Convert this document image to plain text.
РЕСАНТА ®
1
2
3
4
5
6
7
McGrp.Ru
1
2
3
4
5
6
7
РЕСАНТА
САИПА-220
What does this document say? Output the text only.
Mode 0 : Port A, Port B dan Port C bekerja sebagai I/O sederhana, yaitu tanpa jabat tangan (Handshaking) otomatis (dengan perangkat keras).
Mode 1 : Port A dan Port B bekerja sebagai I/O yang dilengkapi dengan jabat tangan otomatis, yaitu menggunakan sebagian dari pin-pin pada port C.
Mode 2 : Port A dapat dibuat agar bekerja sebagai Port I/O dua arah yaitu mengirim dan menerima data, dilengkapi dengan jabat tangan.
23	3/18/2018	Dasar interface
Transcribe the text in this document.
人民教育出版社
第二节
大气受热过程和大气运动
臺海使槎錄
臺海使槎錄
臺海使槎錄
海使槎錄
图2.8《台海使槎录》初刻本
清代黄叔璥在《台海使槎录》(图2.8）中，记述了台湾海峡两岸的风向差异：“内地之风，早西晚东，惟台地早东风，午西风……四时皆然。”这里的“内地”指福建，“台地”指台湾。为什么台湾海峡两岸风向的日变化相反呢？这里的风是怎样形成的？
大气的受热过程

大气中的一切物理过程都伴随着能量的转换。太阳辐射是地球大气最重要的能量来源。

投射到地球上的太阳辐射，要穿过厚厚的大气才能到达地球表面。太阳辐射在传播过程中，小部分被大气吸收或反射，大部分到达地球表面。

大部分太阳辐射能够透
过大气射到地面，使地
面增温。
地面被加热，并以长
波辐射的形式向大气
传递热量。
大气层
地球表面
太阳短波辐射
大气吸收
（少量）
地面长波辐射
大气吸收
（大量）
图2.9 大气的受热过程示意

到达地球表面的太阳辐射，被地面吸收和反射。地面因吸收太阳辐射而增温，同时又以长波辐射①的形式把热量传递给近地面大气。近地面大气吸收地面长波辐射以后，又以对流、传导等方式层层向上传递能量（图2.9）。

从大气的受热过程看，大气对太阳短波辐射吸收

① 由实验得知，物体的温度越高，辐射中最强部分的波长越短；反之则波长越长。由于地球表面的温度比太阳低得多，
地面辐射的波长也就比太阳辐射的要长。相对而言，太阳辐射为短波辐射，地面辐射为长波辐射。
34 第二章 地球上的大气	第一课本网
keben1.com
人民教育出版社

§ §

### [Aim of the exercise]
Using the entries above, please restate each one word for word.

### [Problem solution]
Convert this document image to plain text.
РЕСАНТА ®
1
2
3
4
5
6
7
McGrp.Ru
1
2
3
4
5
6
7
РЕСАНТА
САИПА-220
What does this document say? Output the text only.
Mode 0 : Port A, Port B dan Port C bekerja sebagai I/O sederhana, yaitu tanpa jabat tangan (Handshaking) otomatis (dengan perangkat keras).
Mode 1 : Port A dan Port B bekerja sebagai I/O yang dilengkapi dengan jabat tangan otomatis, yaitu menggunakan sebagian dari pin-pin pada port C.
Mode 2 : Port A dapat dibuat agar bekerja sebagai Port I/O dua arah yaitu mengirim dan menerima data, dilengkapi dengan jabat tangan.
23	3/18/2018	Dasar interface
Transcribe the text in this document.
人民教育出版社
第二节
大气受热过程和大气运动
臺海使槎錄
臺海使槎錄
臺海使槎錄
海使槎錄
图2.8《台海使槎录》初刻本
清代黄叔璥在《台海使槎录》(图2.8）中，记述了台湾海峡两岸的风向差异：“内地之风，早西晚东，惟台地早东风，午西风……四时皆然。”这里的“内地”指福建，“台地”指台湾。为什么台湾海峡两岸风向的日变化相反呢？这里的风是怎样形成的？
大气的受热过程

大气中的一切物理过程都伴随着能量的转换。太阳辐射是地球大气最重要的能量来源。

投射到地球上的太阳辐射，要穿过厚厚的大气才能到达地球表面。太阳辐射在传播过程中，小部分被大气吸收或反射，大部分到达地球表面。

大部分太阳辐射能够透
过大气射到地面，使地
面增温。
地面被加热，并以长
波辐射的形式向大气
传递热量。
大气层
地球表面
太阳短波辐射
大气吸收
（少量）
地面长波辐射
大气吸收
（大量）
图2.9 大气的受热过程示意

到达地球表面的太阳辐射，被地面吸收和反射。地面因吸收太阳辐射而增温，同时又以长波辐射①的形式把热量传递给近地面大气。近地面大气吸收地面长波辐射以后，又以对流、传导等方式层层向上传递能量（图2.9）。

从大气的受热过程看，大气对太阳短波辐射吸收

① 由实验得知，物体的温度越高，辐射中最强部分的波长越短；反之则波长越长。由于地球表面的温度比太阳低得多，
地面辐射的波长也就比太阳辐射的要长。相对而言，太阳辐射为短波辐射，地面辐射为长波辐射。
34 第二章 地球上的大气	第一课本网
keben1.com
人民教育出版社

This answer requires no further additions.